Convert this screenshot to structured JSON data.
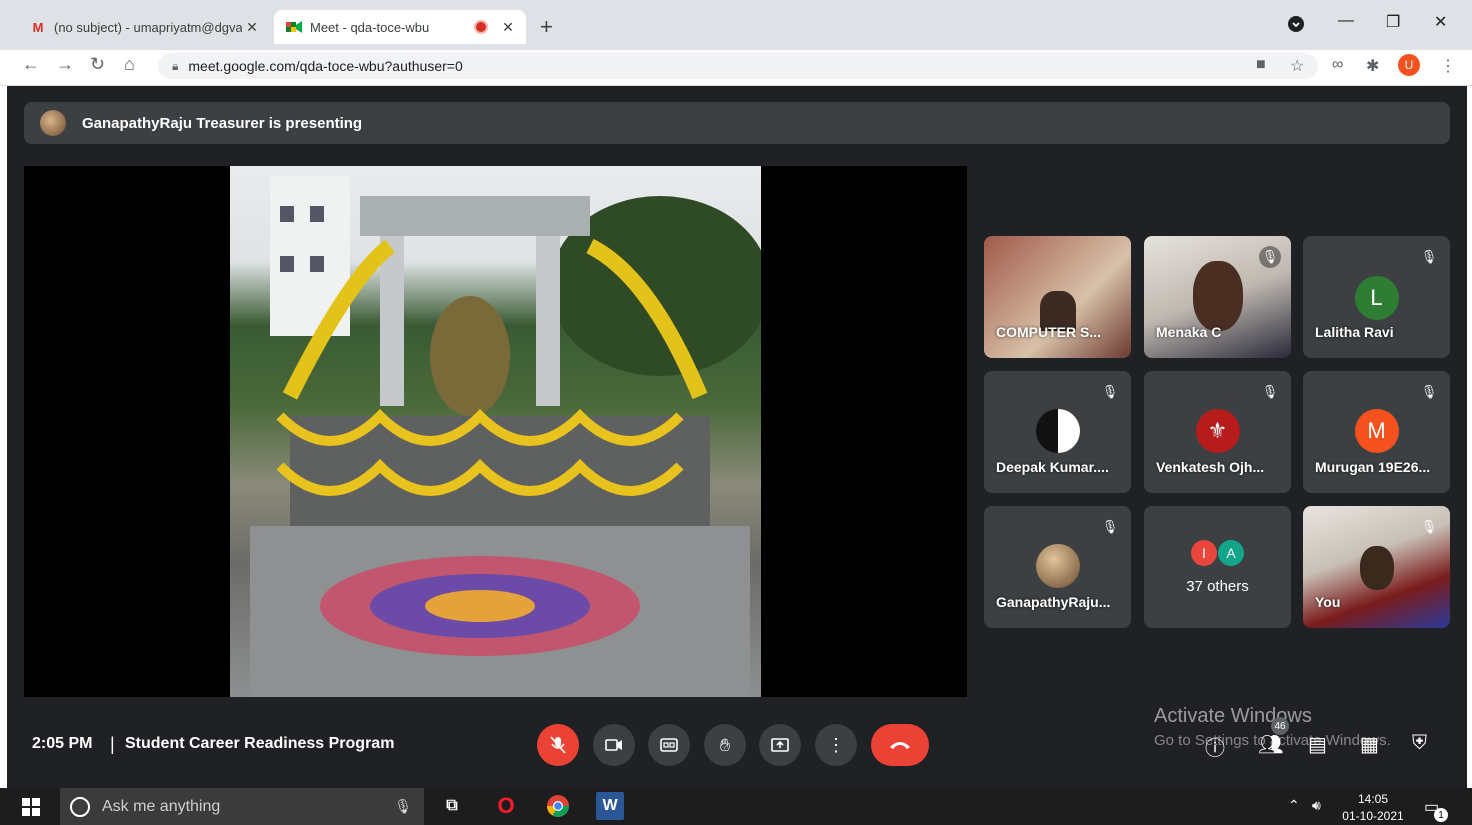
{
  "browser": {
    "tabs": [
      {
        "title": "(no subject) - umapriyatm@dgva",
        "favicon": "gmail-icon"
      },
      {
        "title": "Meet - qda-toce-wbu",
        "favicon": "meet-icon",
        "recording": true
      }
    ],
    "new_tab": "+",
    "url": "meet.google.com/qda-toce-wbu?authuser=0",
    "profile_initial": "U"
  },
  "meet": {
    "presenting_banner": "GanapathyRaju Treasurer is presenting",
    "participants": [
      {
        "name": "COMPUTER S...",
        "type": "video"
      },
      {
        "name": "Menaka C",
        "type": "video",
        "muted": true
      },
      {
        "name": "Lalitha Ravi",
        "initial": "L",
        "color": "#2e7d32",
        "muted": true
      },
      {
        "name": "Deepak Kumar....",
        "type": "avatar",
        "muted": true
      },
      {
        "name": "Venkatesh Ojh...",
        "type": "avatar",
        "muted": true
      },
      {
        "name": "Murugan 19E26...",
        "initial": "M",
        "color": "#f4511e",
        "muted": true
      },
      {
        "name": "GanapathyRaju...",
        "type": "avatar",
        "muted": true
      },
      {
        "name": "You",
        "type": "video",
        "muted": true
      }
    ],
    "others": {
      "label": "37 others",
      "initials": [
        "I",
        "A"
      ],
      "colors": [
        "#e8453c",
        "#12a589"
      ]
    },
    "time": "2:05 PM",
    "separator": "|",
    "meeting_title": "Student Career Readiness Program",
    "participant_count": "46",
    "activate_line1": "Activate Windows",
    "activate_line2": "Go to Settings to activate Windows."
  },
  "taskbar": {
    "search_placeholder": "Ask me anything",
    "time": "14:05",
    "date": "01-10-2021",
    "notification_count": "1"
  },
  "colors": {
    "meet_bg": "#202124",
    "tile_bg": "#3c4043",
    "end_call": "#ea4335"
  }
}
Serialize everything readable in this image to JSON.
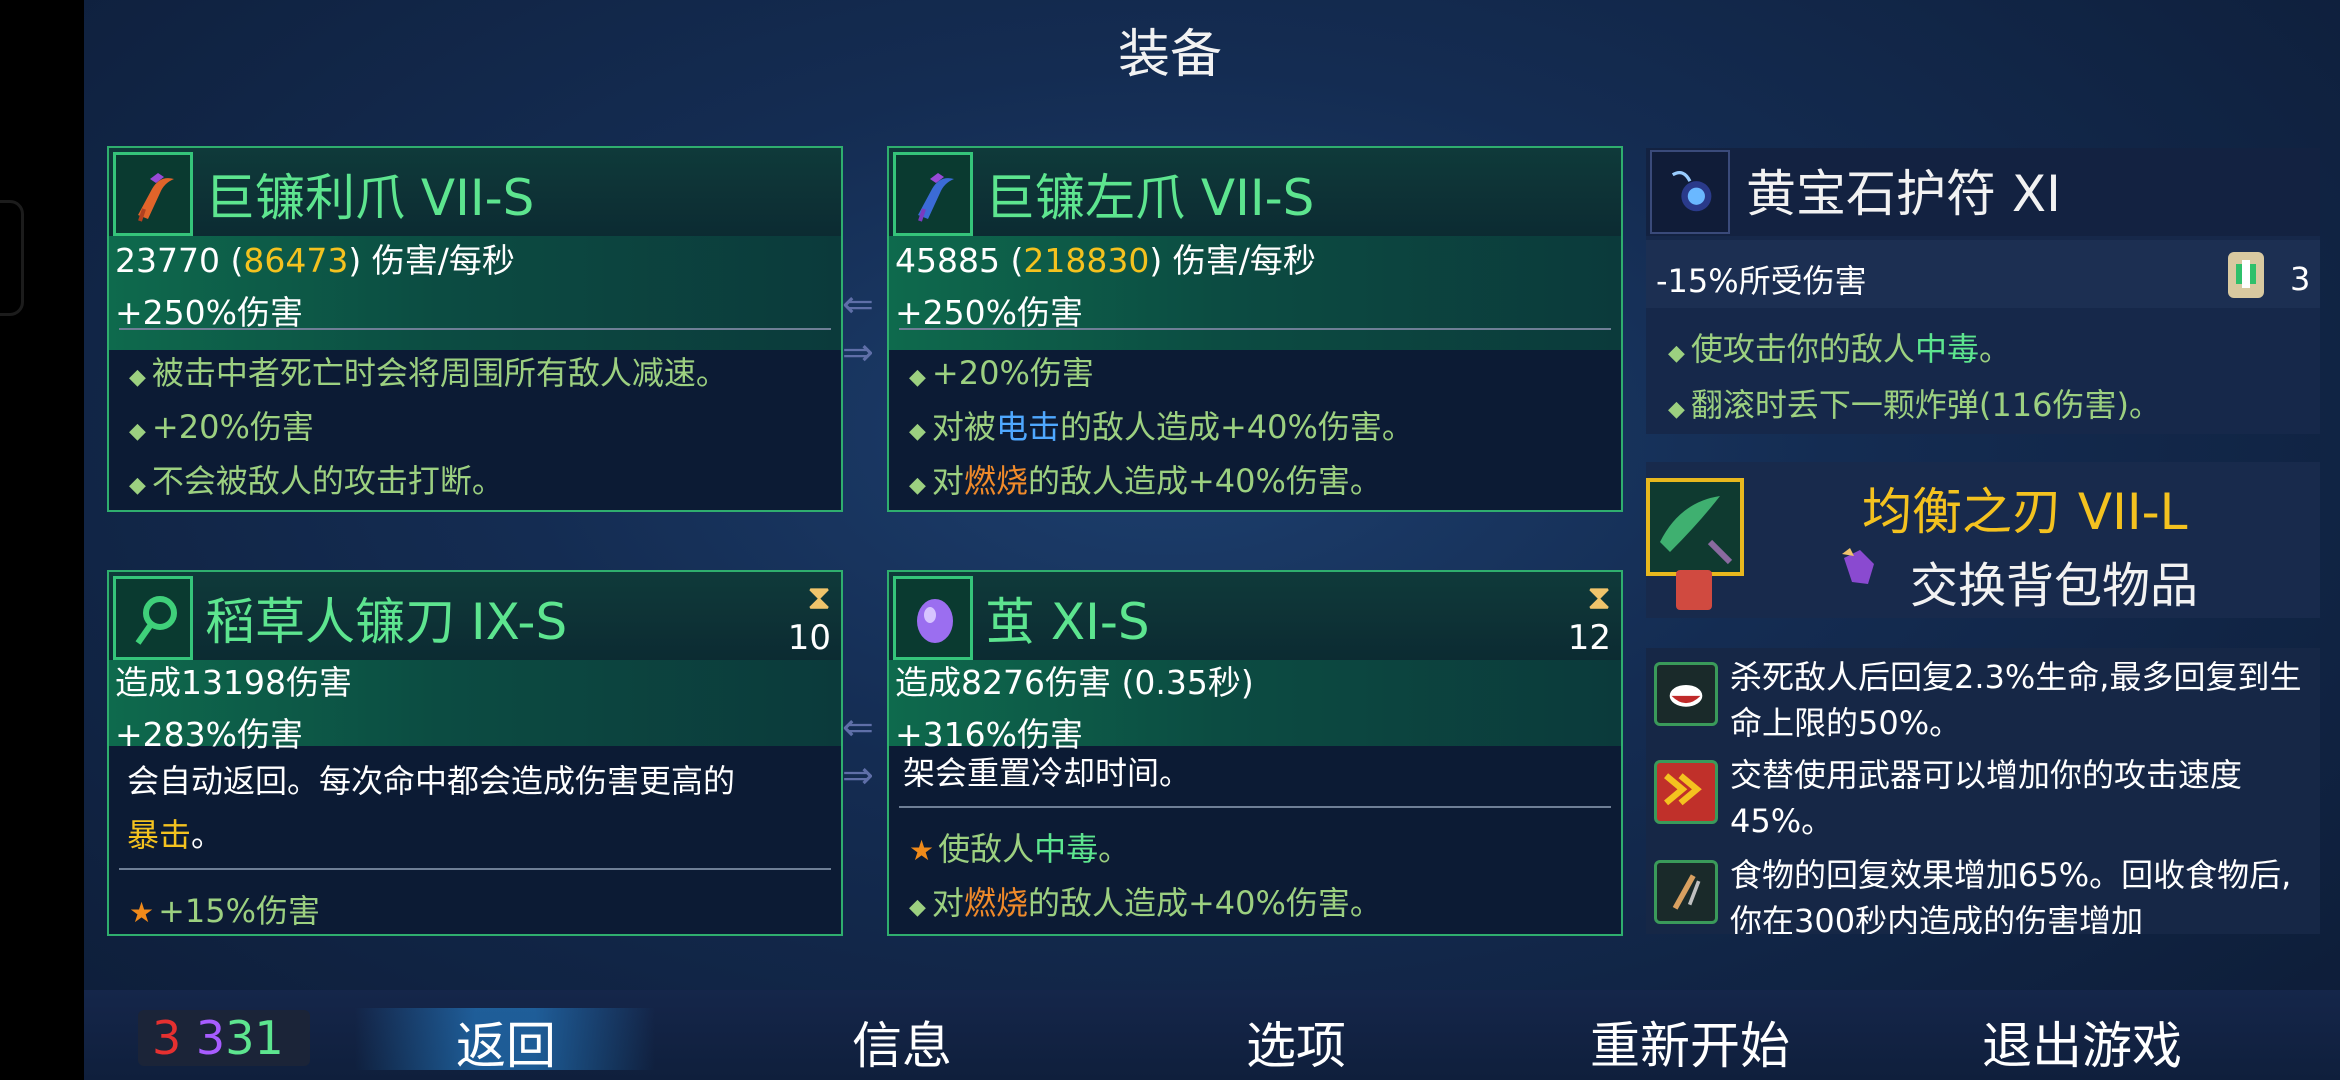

■ ■ ■ ■ ■

_WRITTEN REQUEST_: The data should be printed again unchanged; leave its pictures out.

_EXERCISE ANSWER_:
Convert this screenshot to structured JSON data.
{
  "browser": {
    "tabs": [
      {
        "title": "(no subject) - umapriyatm@dgva",
        "favicon": "gmail-icon"
      },
      {
        "title": "Meet - qda-toce-wbu",
        "favicon": "meet-icon",
        "recording": true
      }
    ],
    "new_tab": "+",
    "url": "meet.google.com/qda-toce-wbu?authuser=0",
    "profile_initial": "U"
  },
  "meet": {
    "presenting_banner": "GanapathyRaju Treasurer is presenting",
    "participants": [
      {
        "name": "COMPUTER S...",
        "type": "video"
      },
      {
        "name": "Menaka C",
        "type": "video",
        "muted": true
      },
      {
        "name": "Lalitha Ravi",
        "initial": "L",
        "color": "#2e7d32",
        "muted": true
      },
      {
        "name": "Deepak Kumar....",
        "type": "avatar",
        "muted": true
      },
      {
        "name": "Venkatesh Ojh...",
        "type": "avatar",
        "muted": true
      },
      {
        "name": "Murugan 19E26...",
        "initial": "M",
        "color": "#f4511e",
        "muted": true
      },
      {
        "name": "GanapathyRaju...",
        "type": "avatar",
        "muted": true
      },
      {
        "name": "You",
        "type": "video",
        "muted": true
      }
    ],
    "others": {
      "label": "37 others",
      "initials": [
        "I",
        "A"
      ],
      "colors": [
        "#e8453c",
        "#12a589"
      ]
    },
    "time": "2:05 PM",
    "separator": "|",
    "meeting_title": "Student Career Readiness Program",
    "participant_count": "46",
    "activate_line1": "Activate Windows",
    "activate_line2": "Go to Settings to activate Windows."
  },
  "taskbar": {
    "search_placeholder": "Ask me anything",
    "time": "14:05",
    "date": "01-10-2021",
    "notification_count": "1"
  },
  "colors": {
    "meet_bg": "#202124",
    "tile_bg": "#3c4043",
    "end_call": "#ea4335"
  }
}
Serialize everything readable in this image to JSON.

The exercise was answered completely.